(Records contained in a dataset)
☆ ☆ ☆ ☆ ☆
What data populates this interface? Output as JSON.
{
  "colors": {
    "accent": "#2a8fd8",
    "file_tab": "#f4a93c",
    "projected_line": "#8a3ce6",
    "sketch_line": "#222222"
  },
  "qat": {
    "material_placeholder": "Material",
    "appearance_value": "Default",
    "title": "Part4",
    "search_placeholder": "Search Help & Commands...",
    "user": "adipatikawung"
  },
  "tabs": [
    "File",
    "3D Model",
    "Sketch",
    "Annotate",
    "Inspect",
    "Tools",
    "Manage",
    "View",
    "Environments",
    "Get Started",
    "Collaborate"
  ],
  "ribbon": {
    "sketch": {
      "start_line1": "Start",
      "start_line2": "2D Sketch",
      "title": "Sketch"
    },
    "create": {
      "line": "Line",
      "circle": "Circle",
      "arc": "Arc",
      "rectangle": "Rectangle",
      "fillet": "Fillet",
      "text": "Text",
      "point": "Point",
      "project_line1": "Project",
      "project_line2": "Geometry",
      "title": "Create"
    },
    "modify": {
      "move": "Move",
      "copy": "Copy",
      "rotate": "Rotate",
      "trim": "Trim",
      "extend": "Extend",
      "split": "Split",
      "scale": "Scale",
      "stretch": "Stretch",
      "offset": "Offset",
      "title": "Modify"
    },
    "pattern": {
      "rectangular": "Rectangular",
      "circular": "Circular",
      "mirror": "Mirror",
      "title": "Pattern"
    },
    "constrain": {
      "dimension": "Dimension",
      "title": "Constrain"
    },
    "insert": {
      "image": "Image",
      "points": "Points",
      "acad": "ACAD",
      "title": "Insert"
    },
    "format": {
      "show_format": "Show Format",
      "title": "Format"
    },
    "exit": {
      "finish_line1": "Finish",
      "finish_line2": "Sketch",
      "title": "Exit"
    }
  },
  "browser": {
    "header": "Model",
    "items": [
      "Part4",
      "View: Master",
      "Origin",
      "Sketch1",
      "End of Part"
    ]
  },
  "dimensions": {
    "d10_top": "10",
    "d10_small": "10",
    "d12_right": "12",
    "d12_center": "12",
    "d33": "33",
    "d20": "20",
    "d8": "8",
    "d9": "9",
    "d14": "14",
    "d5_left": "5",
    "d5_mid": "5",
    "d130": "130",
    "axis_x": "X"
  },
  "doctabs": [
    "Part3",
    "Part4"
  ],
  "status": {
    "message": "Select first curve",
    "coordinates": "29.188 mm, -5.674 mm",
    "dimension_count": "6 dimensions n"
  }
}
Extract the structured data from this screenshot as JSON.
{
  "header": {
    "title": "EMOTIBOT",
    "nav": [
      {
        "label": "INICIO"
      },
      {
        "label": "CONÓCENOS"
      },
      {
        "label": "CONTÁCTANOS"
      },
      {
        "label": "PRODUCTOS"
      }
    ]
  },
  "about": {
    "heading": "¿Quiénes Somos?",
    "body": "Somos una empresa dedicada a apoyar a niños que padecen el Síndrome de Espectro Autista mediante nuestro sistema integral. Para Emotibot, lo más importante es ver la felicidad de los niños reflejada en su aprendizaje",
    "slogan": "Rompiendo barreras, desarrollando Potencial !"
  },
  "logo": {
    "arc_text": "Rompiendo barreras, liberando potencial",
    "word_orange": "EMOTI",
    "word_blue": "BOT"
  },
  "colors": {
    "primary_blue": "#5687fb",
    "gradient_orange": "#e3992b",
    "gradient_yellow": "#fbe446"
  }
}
☆ ☆ ☆ ☆ ☆
• **PROBLEM DETAILS**
What do the records say? Quote them all exactly.

• **WRITTEN ANSWER**
What data populates this interface? Output as JSON.
{
  "colors": {
    "accent": "#2a8fd8",
    "file_tab": "#f4a93c",
    "projected_line": "#8a3ce6",
    "sketch_line": "#222222"
  },
  "qat": {
    "material_placeholder": "Material",
    "appearance_value": "Default",
    "title": "Part4",
    "search_placeholder": "Search Help & Commands...",
    "user": "adipatikawung"
  },
  "tabs": [
    "File",
    "3D Model",
    "Sketch",
    "Annotate",
    "Inspect",
    "Tools",
    "Manage",
    "View",
    "Environments",
    "Get Started",
    "Collaborate"
  ],
  "ribbon": {
    "sketch": {
      "start_line1": "Start",
      "start_line2": "2D Sketch",
      "title": "Sketch"
    },
    "create": {
      "line": "Line",
      "circle": "Circle",
      "arc": "Arc",
      "rectangle": "Rectangle",
      "fillet": "Fillet",
      "text": "Text",
      "point": "Point",
      "project_line1": "Project",
      "project_line2": "Geometry",
      "title": "Create"
    },
    "modify": {
      "move": "Move",
      "copy": "Copy",
      "rotate": "Rotate",
      "trim": "Trim",
      "extend": "Extend",
      "split": "Split",
      "scale": "Scale",
      "stretch": "Stretch",
      "offset": "Offset",
      "title": "Modify"
    },
    "pattern": {
      "rectangular": "Rectangular",
      "circular": "Circular",
      "mirror": "Mirror",
      "title": "Pattern"
    },
    "constrain": {
      "dimension": "Dimension",
      "title": "Constrain"
    },
    "insert": {
      "image": "Image",
      "points": "Points",
      "acad": "ACAD",
      "title": "Insert"
    },
    "format": {
      "show_format": "Show Format",
      "title": "Format"
    },
    "exit": {
      "finish_line1": "Finish",
      "finish_line2": "Sketch",
      "title": "Exit"
    }
  },
  "browser": {
    "header": "Model",
    "items": [
      "Part4",
      "View: Master",
      "Origin",
      "Sketch1",
      "End of Part"
    ]
  },
  "dimensions": {
    "d10_top": "10",
    "d10_small": "10",
    "d12_right": "12",
    "d12_center": "12",
    "d33": "33",
    "d20": "20",
    "d8": "8",
    "d9": "9",
    "d14": "14",
    "d5_left": "5",
    "d5_mid": "5",
    "d130": "130",
    "axis_x": "X"
  },
  "doctabs": [
    "Part3",
    "Part4"
  ],
  "status": {
    "message": "Select first curve",
    "coordinates": "29.188 mm, -5.674 mm",
    "dimension_count": "6 dimensions n"
  }
}
Extract the structured data from this screenshot as JSON.
{
  "header": {
    "title": "EMOTIBOT",
    "nav": [
      {
        "label": "INICIO"
      },
      {
        "label": "CONÓCENOS"
      },
      {
        "label": "CONTÁCTANOS"
      },
      {
        "label": "PRODUCTOS"
      }
    ]
  },
  "about": {
    "heading": "¿Quiénes Somos?",
    "body": "Somos una empresa dedicada a apoyar a niños que padecen el Síndrome de Espectro Autista mediante nuestro sistema integral. Para Emotibot, lo más importante es ver la felicidad de los niños reflejada en su aprendizaje",
    "slogan": "Rompiendo barreras, desarrollando Potencial !"
  },
  "logo": {
    "arc_text": "Rompiendo barreras, liberando potencial",
    "word_orange": "EMOTI",
    "word_blue": "BOT"
  },
  "colors": {
    "primary_blue": "#5687fb",
    "gradient_orange": "#e3992b",
    "gradient_yellow": "#fbe446"
  }
}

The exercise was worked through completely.